> [EXTRACT TO READ]:
%%

Generating the Frozen Inference Graph

Generating the Frozen Inference Graph - 3.5 English

Vitis AI User Guide (UG1414)

Document ID

UG1414

Release Date

2023-09-28

Version

3.5 English

When using TensorFlow 1.x to train a model, the process creates a folder that includes a GraphDef file (typically with a .pb or .pbtxt extension) and a set of checkpoint files. You need a single GraphDef file that has been frozen or had its variables converted into inline constants for mobile or embedded deployment so everything is in one file. To handle the conversion, TensorFlow provides freeze_graph.py, which is automatically installed with the vai_q_tensorflow quantizer.

The following is an example of command-line usage:

[docker] $ freeze_graph \
    --input_graph  /tmp/inception_v1_inf_graph.pb \
    --input_checkpoint  /tmp/checkpoints/model.ckpt-1000 \
    --input_binary  true \
    --output_graph  /tmp/frozen_graph.pb \
    --output_node_names  InceptionV1/Predictions/Reshape_1
`

The –input_graph should be an inference graph other than the training graph. Because the operations of data preprocessing and loss functions are not required for inference and deployment, the frozen_graph.pb should only include the essential components of the model. Particularly, the Input_fn should take in the data pre-processing operations to generate correct input data for post-training quantization.

Note: Some operations, such as dropout and batch norm, behave differently in the training and inference phases. Ensure that they are in the inference phase when freezing the graph. For example, you can set the flag is_training=false when using tf.layers.dropout/tf.layers.batch_normalization. For models using tf.keras, call tf.keras.backend.set_learning_phase(0) before building the graph.

Tip: Type freeze_graph --help for more options.

The input and output node names vary depending on the model, but you can inspect and estimate them with the vai_q_tensorflow quantizer. See the following example code snippet:

[docker] $ vai_q_tensorflow inspect --input_frozen_graph=/tmp/inception_v1_inf_graph.pb

The estimated input and output nodes cannot be used for quantization if the graph has in-graph pre- and post-processing. This is because some operations cannot be quantized and can cause errors when you compile the model with the Vitis AI compiler and deploy it to the DPU.

Another way to get the input and output names of the graph is by visualizing the graph. Both TensorBoard and Netron can do this. See the following example that uses Netron:

[docker] $ pip install netron
[docker] $ netron /tmp/inception_v3_inf_graph.pb

%%

> [WORK TO COMPLETE]:
(A) Answer these questions using the page on generating the frozen inference graph:
(i) Which script does TensorFlow provide for the conversion, and what is it installed with?
(ii) What should be called before building the graph for models using tf.keras?
(iii) Which two tools can visualize the graph to get its input and output names?
(B) From the page on generating the frozen inference graph, return the stretch from "Document ID" through "installed with the vai_q_tensorflow quantizer.".

[Element and coordinate records]
%%

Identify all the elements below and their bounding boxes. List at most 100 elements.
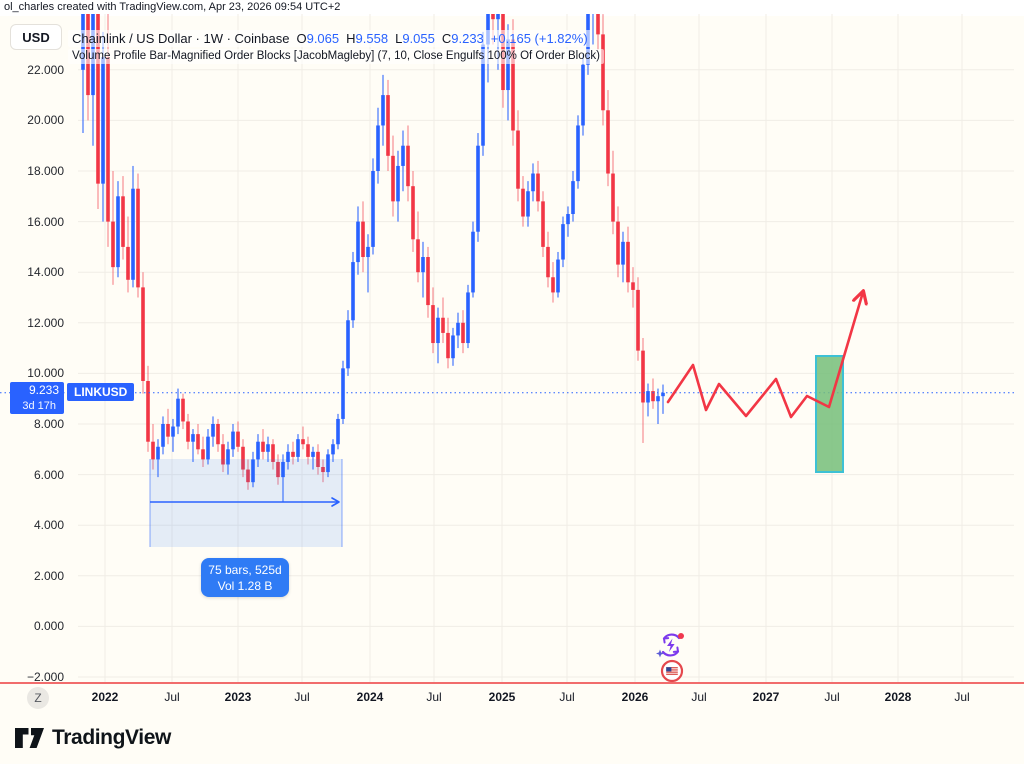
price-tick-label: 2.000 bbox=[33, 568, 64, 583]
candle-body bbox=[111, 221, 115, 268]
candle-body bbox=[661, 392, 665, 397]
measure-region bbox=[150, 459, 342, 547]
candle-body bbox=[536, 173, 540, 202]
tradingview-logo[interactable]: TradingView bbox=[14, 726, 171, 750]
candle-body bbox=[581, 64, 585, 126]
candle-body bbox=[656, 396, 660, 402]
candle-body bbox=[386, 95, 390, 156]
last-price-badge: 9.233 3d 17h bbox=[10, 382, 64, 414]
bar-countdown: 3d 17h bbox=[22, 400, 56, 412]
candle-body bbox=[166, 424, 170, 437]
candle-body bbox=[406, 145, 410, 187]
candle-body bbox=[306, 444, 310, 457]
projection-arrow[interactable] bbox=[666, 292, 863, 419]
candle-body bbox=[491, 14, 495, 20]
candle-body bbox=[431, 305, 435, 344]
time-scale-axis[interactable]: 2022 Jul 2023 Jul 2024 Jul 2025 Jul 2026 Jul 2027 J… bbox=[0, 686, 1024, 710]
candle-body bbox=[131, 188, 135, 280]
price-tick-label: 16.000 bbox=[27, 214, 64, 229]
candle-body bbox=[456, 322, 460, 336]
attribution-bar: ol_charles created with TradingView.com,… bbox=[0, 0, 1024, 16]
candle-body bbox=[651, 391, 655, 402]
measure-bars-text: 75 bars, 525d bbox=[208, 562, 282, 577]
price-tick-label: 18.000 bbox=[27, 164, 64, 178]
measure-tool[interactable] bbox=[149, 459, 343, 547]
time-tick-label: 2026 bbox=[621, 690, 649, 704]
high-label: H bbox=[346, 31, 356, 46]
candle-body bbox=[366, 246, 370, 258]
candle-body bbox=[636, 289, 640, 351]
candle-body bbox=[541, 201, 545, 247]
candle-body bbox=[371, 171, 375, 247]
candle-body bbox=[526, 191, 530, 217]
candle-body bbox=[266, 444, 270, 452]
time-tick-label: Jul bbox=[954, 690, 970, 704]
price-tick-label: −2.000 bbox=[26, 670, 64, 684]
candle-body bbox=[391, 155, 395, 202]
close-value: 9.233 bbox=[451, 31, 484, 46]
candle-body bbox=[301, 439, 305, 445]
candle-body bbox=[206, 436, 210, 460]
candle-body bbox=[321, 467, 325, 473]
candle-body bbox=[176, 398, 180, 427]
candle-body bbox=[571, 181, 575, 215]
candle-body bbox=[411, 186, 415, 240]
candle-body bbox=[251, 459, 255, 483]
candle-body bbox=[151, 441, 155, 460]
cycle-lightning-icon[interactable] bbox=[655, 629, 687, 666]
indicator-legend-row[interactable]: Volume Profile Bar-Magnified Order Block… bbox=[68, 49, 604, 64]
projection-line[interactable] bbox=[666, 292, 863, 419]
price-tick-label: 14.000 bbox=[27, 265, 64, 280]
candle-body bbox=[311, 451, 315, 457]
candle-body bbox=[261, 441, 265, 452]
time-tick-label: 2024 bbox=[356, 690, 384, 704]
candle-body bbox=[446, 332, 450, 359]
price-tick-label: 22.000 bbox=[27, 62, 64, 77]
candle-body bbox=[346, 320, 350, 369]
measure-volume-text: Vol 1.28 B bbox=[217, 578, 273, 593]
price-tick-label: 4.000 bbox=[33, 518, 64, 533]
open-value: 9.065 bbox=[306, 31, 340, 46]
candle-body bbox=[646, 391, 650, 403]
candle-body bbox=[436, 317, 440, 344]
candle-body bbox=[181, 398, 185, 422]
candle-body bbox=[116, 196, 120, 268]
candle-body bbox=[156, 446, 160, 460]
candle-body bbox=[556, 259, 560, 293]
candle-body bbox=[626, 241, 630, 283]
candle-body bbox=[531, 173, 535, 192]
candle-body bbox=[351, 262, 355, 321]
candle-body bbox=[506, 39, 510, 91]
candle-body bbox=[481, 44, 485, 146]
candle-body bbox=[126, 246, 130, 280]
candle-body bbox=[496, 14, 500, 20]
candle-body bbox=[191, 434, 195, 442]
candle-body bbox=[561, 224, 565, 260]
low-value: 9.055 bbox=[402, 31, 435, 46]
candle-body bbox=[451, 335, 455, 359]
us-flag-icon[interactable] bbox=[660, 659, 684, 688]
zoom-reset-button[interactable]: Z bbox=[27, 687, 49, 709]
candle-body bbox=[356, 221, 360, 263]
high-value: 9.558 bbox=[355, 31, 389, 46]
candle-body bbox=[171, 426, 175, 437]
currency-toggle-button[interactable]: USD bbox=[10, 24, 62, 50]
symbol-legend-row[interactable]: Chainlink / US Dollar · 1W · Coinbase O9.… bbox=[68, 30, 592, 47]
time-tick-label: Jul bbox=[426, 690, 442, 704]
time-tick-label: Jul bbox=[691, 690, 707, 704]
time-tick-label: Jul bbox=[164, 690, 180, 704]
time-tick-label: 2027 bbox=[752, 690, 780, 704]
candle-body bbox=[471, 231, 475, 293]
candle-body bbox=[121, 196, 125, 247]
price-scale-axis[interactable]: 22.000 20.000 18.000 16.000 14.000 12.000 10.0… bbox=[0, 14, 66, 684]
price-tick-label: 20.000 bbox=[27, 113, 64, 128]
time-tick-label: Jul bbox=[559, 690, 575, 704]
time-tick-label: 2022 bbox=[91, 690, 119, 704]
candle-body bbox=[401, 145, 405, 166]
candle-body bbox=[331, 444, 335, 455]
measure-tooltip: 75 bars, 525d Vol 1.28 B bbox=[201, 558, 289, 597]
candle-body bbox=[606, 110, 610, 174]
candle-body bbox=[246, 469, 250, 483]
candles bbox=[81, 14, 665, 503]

%%

> [ANSWER LIST]:
(A)
(i) freeze_graph.py, which is installed automatically with the vai_q_tensorflow quantizer.
(ii) tf.keras.backend.set_learning_phase(0).
(iii) TensorBoard and Netron.

(B)
Document ID

UG1414

Release Date

2023-09-28

Version

3.5 English

When using TensorFlow 1.x to train a model, the process creates a folder that includes a GraphDef file (typically with a .pb or .pbtxt extension) and a set of checkpoint files. You need a single GraphDef file that has been frozen or had its variables converted into inline constants for mobile or embedded deployment so everything is in one file. To handle the conversion, TensorFlow provides freeze_graph.py, which is automatically installed with the vai_q_tensorflow quantizer.